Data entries
◇ ◇ ◇ ◇ ◇ ◇ ◇

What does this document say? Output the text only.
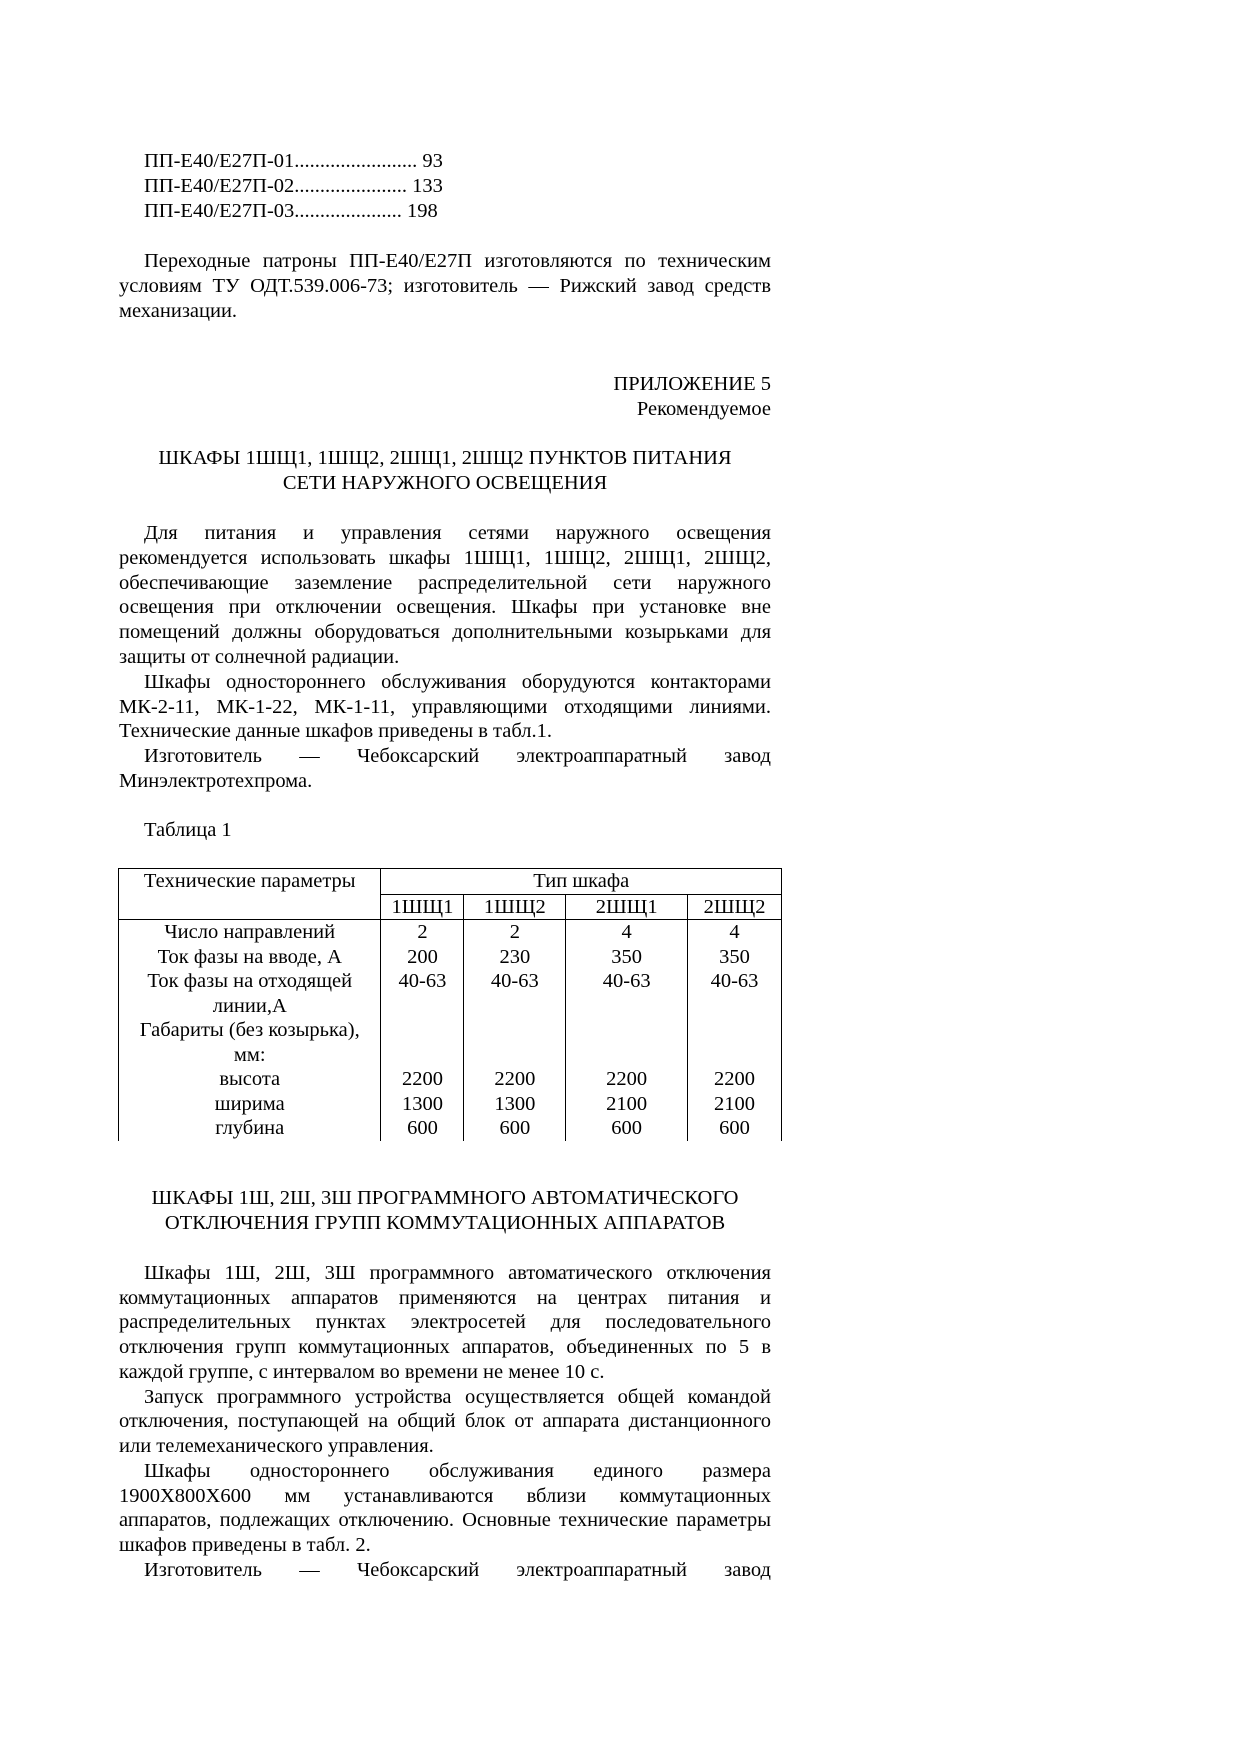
ПП-Е40/Е27П-01........................ 93
ПП-Е40/Е27П-02...................... 133
ПП-Е40/Е27П-03..................... 198
Переходные патроны ПП-Е40/Е27П изготовляются по техническим
условиям ТУ ОДТ.539.006-73; изготовитель — Рижский завод средств
механизации.
ПРИЛОЖЕНИЕ 5
Рекомендуемое
ШКАФЫ 1ШЩ1, 1ШЩ2, 2ШЩ1, 2ШЩ2 ПУНКТОВ ПИТАНИЯ
СЕТИ НАРУЖНОГО ОСВЕЩЕНИЯ
Для питания и управления сетями наружного освещения
рекомендуется использовать шкафы 1ШЩ1, 1ШЩ2, 2ШЩ1, 2ШЩ2,
обеспечивающие заземление распределительной сети наружного
освещения при отключении освещения. Шкафы при установке вне
помещений должны оборудоваться дополнительными козырьками для
защиты от солнечной радиации.
Шкафы одностороннего обслуживания оборудуются контакторами
МК-2-11, МК-1-22, МК-1-11, управляющими отходящими линиями.
Технические данные шкафов приведены в табл.1.
Изготовитель — Чебоксарский электроаппаратный завод
Минэлектротехпрома.
Таблица 1
Технические параметры	Тип шкафа			
	1ШЩ1	1ШЩ2	2ШЩ1	2ШЩ2
Число направлений	2	2	4	4
Ток фазы на вводе, А	200	230	350	350
Ток фазы на отходящей	40-63	40-63	40-63	40-63
линии,А				
Габариты (без козырька),				
мм:				
высота	2200	2200	2200	2200
ширима	1300	1300	2100	2100
глубина	600	600	600	600
ШКАФЫ 1Ш, 2Ш, 3Ш ПРОГРАММНОГО АВТОМАТИЧЕСКОГО
ОТКЛЮЧЕНИЯ ГРУПП КОММУТАЦИОННЫХ АППАРАТОВ
Шкафы 1Ш, 2Ш, 3Ш программного автоматического отключения
коммутационных аппаратов применяются на центрах питания и
распределительных пунктах электросетей для последовательного
отключения групп коммутационных аппаратов, объединенных по 5 в
каждой группе, с интервалом во времени не менее 10 с.
Запуск программного устройства осуществляется общей командой
отключения, поступающей на общий блок от аппарата дистанционного
или телемеханического управления.
Шкафы одностороннего обслуживания единого размера
1900Х800Х600 мм устанавливаются вблизи коммутационных
аппаратов, подлежащих отключению. Основные технические параметры
шкафов приведены в табл. 2.
Изготовитель — Чебоксарский электроаппаратный завод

◇ ◇ ◇ ◇ ◇ ◇ ◇

§ PROBLEM REQUIREMENTS
In the copy, include all records verbatim but no images.

§ SOLUTION FOR THIS TASK
What does this document say? Output the text only.
ПП-Е40/Е27П-01........................ 93
ПП-Е40/Е27П-02...................... 133
ПП-Е40/Е27П-03..................... 198
Переходные патроны ПП-Е40/Е27П изготовляются по техническим
условиям ТУ ОДТ.539.006-73; изготовитель — Рижский завод средств
механизации.
ПРИЛОЖЕНИЕ 5
Рекомендуемое
ШКАФЫ 1ШЩ1, 1ШЩ2, 2ШЩ1, 2ШЩ2 ПУНКТОВ ПИТАНИЯ
СЕТИ НАРУЖНОГО ОСВЕЩЕНИЯ
Для питания и управления сетями наружного освещения
рекомендуется использовать шкафы 1ШЩ1, 1ШЩ2, 2ШЩ1, 2ШЩ2,
обеспечивающие заземление распределительной сети наружного
освещения при отключении освещения. Шкафы при установке вне
помещений должны оборудоваться дополнительными козырьками для
защиты от солнечной радиации.
Шкафы одностороннего обслуживания оборудуются контакторами
МК-2-11, МК-1-22, МК-1-11, управляющими отходящими линиями.
Технические данные шкафов приведены в табл.1.
Изготовитель — Чебоксарский электроаппаратный завод
Минэлектротехпрома.
Таблица 1
Технические параметры	Тип шкафа			
	1ШЩ1	1ШЩ2	2ШЩ1	2ШЩ2
Число направлений	2	2	4	4
Ток фазы на вводе, А	200	230	350	350
Ток фазы на отходящей	40-63	40-63	40-63	40-63
линии,А				
Габариты (без козырька),				
мм:				
высота	2200	2200	2200	2200
ширима	1300	1300	2100	2100
глубина	600	600	600	600
ШКАФЫ 1Ш, 2Ш, 3Ш ПРОГРАММНОГО АВТОМАТИЧЕСКОГО
ОТКЛЮЧЕНИЯ ГРУПП КОММУТАЦИОННЫХ АППАРАТОВ
Шкафы 1Ш, 2Ш, 3Ш программного автоматического отключения
коммутационных аппаратов применяются на центрах питания и
распределительных пунктах электросетей для последовательного
отключения групп коммутационных аппаратов, объединенных по 5 в
каждой группе, с интервалом во времени не менее 10 с.
Запуск программного устройства осуществляется общей командой
отключения, поступающей на общий блок от аппарата дистанционного
или телемеханического управления.
Шкафы одностороннего обслуживания единого размера
1900Х800Х600 мм устанавливаются вблизи коммутационных
аппаратов, подлежащих отключению. Основные технические параметры
шкафов приведены в табл. 2.
Изготовитель — Чебоксарский электроаппаратный завод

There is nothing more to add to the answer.